What to do>
Answer these questions from the story about Emery below, one answer per line.
(a) How old was Emery during the period the story describes?
(b) How does the story describe Emery's hair color?
(c) Who would sometimes give Emery the things she asked for?
** BEGIN Passage given **
I Love Your Stupid Face: A Non-Fiction Story

I am the proud parent of two kids, but let's be frank, sometimes kids are jerks. When my daughter, Emery was three years old, she was as mean to me as a spoiled rich kid in the movies.
Objectively speaking, Emery was a beautiful little girl. She had big blue eyes and tiny little pigtails. Often times, when we were in public, people would stop and tell us how beautiful she was.
It happened so often that it would get awkward, especially if she was with other kids.
Her hair was so blond, it almost glowed. At the playground, Asian people would ask to touch her hair. However, for a whole year, any time that I did something for my adorable little girl, I walked on eggshells. Not literally, because as much as I loved her, there was no way that I would hand her a raw egg.
Sometimes, it wasn't worth fighting her. A few times, Emery would ask for something, I would get it, hand it to my wife, Leigha, and she would give it to our daughter.
** END Passage given **
** BEGIN Listed records **
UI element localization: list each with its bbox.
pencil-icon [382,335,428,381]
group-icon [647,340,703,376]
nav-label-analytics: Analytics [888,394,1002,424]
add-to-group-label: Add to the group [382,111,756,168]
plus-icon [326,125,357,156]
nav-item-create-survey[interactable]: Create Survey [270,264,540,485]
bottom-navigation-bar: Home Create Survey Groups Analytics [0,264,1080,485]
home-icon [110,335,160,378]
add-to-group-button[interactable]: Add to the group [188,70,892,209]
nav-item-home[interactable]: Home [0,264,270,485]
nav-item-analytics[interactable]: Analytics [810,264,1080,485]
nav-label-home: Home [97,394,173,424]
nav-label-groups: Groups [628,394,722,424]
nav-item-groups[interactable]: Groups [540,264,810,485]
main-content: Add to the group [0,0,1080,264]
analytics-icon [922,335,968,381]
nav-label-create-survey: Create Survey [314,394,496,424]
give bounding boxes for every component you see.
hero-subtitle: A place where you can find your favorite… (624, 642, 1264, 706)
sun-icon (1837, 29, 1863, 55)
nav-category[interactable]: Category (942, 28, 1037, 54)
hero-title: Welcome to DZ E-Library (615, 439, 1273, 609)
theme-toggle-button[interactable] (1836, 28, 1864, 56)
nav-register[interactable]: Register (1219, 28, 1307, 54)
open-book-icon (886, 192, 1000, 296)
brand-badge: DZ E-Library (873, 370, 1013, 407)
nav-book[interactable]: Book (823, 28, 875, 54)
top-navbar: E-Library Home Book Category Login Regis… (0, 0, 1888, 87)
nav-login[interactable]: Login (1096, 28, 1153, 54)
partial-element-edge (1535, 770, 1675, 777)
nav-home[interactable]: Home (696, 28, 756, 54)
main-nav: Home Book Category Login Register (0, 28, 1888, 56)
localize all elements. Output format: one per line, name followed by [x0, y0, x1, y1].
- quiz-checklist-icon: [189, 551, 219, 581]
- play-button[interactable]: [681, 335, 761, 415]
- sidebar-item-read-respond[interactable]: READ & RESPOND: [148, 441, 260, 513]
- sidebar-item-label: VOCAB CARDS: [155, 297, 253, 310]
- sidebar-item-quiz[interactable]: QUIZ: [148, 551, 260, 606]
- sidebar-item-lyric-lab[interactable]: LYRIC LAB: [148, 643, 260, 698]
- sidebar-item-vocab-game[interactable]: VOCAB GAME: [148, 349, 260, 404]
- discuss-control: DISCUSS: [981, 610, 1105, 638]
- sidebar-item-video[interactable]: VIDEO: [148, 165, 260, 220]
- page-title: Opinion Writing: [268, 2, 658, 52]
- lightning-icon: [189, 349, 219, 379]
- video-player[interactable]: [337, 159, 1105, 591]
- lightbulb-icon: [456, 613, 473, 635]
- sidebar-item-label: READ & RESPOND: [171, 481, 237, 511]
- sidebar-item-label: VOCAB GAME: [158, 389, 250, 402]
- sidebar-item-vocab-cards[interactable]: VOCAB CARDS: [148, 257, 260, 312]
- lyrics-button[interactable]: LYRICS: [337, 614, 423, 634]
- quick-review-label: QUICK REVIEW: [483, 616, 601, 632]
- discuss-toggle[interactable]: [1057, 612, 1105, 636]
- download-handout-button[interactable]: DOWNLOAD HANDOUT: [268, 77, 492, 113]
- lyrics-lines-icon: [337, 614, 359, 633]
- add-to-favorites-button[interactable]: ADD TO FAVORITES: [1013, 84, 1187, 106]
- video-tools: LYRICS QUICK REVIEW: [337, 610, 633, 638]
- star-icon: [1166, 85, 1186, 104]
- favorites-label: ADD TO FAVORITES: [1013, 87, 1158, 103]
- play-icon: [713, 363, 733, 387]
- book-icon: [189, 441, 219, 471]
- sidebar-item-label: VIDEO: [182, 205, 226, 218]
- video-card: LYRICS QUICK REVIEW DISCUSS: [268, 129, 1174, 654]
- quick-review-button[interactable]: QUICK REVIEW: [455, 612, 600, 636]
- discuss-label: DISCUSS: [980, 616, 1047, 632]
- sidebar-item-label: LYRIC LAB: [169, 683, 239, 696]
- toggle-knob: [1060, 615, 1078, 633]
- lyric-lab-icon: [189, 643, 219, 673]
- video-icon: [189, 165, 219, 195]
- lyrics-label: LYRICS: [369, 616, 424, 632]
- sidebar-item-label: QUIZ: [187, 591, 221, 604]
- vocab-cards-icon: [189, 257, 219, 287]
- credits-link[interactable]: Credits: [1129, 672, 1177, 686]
** END Listed records **
Result for this exercise>
(a) Three years old.
(b) So blond it almost glowed.
(c) Leigha, the narrator's wife.